**ROWS**
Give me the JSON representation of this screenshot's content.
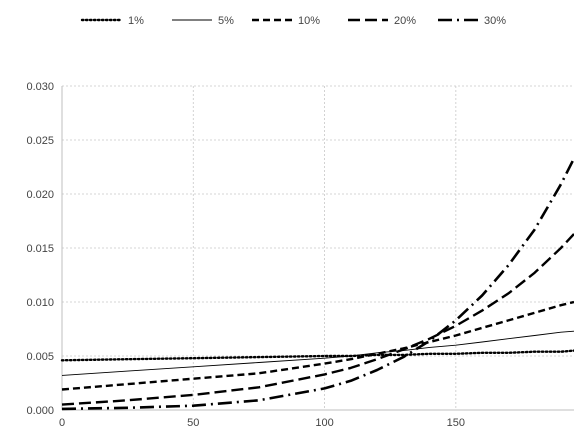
{
  "chart_data": {
    "type": "line",
    "title": "",
    "xlabel": "",
    "ylabel": "",
    "xlim": [
      0,
      195
    ],
    "ylim": [
      0,
      0.03
    ],
    "x_ticks": [
      0,
      50,
      100,
      150
    ],
    "y_ticks": [
      0.0,
      0.005,
      0.01,
      0.015,
      0.02,
      0.025,
      0.03
    ],
    "y_tick_labels": [
      "0.000",
      "0.005",
      "0.010",
      "0.015",
      "0.020",
      "0.025",
      "0.030"
    ],
    "grid": true,
    "legend_position": "top",
    "x": [
      0,
      25,
      50,
      75,
      100,
      110,
      120,
      130,
      140,
      150,
      160,
      170,
      180,
      190,
      195
    ],
    "series": [
      {
        "name": "1%",
        "style": "dotted",
        "values": [
          0.0046,
          0.0047,
          0.0048,
          0.0049,
          0.005,
          0.005,
          0.0051,
          0.0051,
          0.0052,
          0.0052,
          0.0053,
          0.0053,
          0.0054,
          0.0054,
          0.0055
        ]
      },
      {
        "name": "5%",
        "style": "solid",
        "values": [
          0.0032,
          0.0036,
          0.004,
          0.0044,
          0.0048,
          0.005,
          0.0053,
          0.0055,
          0.0058,
          0.006,
          0.0063,
          0.0066,
          0.0069,
          0.0072,
          0.0073
        ]
      },
      {
        "name": "10%",
        "style": "short-dash",
        "values": [
          0.0019,
          0.0024,
          0.0029,
          0.0034,
          0.0043,
          0.0047,
          0.0052,
          0.0057,
          0.0063,
          0.0069,
          0.0076,
          0.0083,
          0.009,
          0.0097,
          0.01
        ]
      },
      {
        "name": "20%",
        "style": "long-dash",
        "values": [
          0.0005,
          0.0009,
          0.0014,
          0.0021,
          0.0033,
          0.0039,
          0.0047,
          0.0056,
          0.0066,
          0.0078,
          0.0092,
          0.0108,
          0.0127,
          0.015,
          0.0163
        ]
      },
      {
        "name": "30%",
        "style": "long-dash-dot",
        "values": [
          0.0001,
          0.0002,
          0.0004,
          0.0009,
          0.002,
          0.0027,
          0.0037,
          0.0049,
          0.0064,
          0.0083,
          0.0106,
          0.0134,
          0.0167,
          0.0209,
          0.0233
        ]
      }
    ]
  }
}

**WHAT IS BEING ASKED**
Go through the listing above and write it all out exactly, leaving out any picture.

**OUTPUT FOR THIS TASK**
Give me the JSON representation of this screenshot's content.
{
  "chart_data": {
    "type": "line",
    "title": "",
    "xlabel": "",
    "ylabel": "",
    "xlim": [
      0,
      195
    ],
    "ylim": [
      0,
      0.03
    ],
    "x_ticks": [
      0,
      50,
      100,
      150
    ],
    "y_ticks": [
      0.0,
      0.005,
      0.01,
      0.015,
      0.02,
      0.025,
      0.03
    ],
    "y_tick_labels": [
      "0.000",
      "0.005",
      "0.010",
      "0.015",
      "0.020",
      "0.025",
      "0.030"
    ],
    "grid": true,
    "legend_position": "top",
    "x": [
      0,
      25,
      50,
      75,
      100,
      110,
      120,
      130,
      140,
      150,
      160,
      170,
      180,
      190,
      195
    ],
    "series": [
      {
        "name": "1%",
        "style": "dotted",
        "values": [
          0.0046,
          0.0047,
          0.0048,
          0.0049,
          0.005,
          0.005,
          0.0051,
          0.0051,
          0.0052,
          0.0052,
          0.0053,
          0.0053,
          0.0054,
          0.0054,
          0.0055
        ]
      },
      {
        "name": "5%",
        "style": "solid",
        "values": [
          0.0032,
          0.0036,
          0.004,
          0.0044,
          0.0048,
          0.005,
          0.0053,
          0.0055,
          0.0058,
          0.006,
          0.0063,
          0.0066,
          0.0069,
          0.0072,
          0.0073
        ]
      },
      {
        "name": "10%",
        "style": "short-dash",
        "values": [
          0.0019,
          0.0024,
          0.0029,
          0.0034,
          0.0043,
          0.0047,
          0.0052,
          0.0057,
          0.0063,
          0.0069,
          0.0076,
          0.0083,
          0.009,
          0.0097,
          0.01
        ]
      },
      {
        "name": "20%",
        "style": "long-dash",
        "values": [
          0.0005,
          0.0009,
          0.0014,
          0.0021,
          0.0033,
          0.0039,
          0.0047,
          0.0056,
          0.0066,
          0.0078,
          0.0092,
          0.0108,
          0.0127,
          0.015,
          0.0163
        ]
      },
      {
        "name": "30%",
        "style": "long-dash-dot",
        "values": [
          0.0001,
          0.0002,
          0.0004,
          0.0009,
          0.002,
          0.0027,
          0.0037,
          0.0049,
          0.0064,
          0.0083,
          0.0106,
          0.0134,
          0.0167,
          0.0209,
          0.0233
        ]
      }
    ]
  }
}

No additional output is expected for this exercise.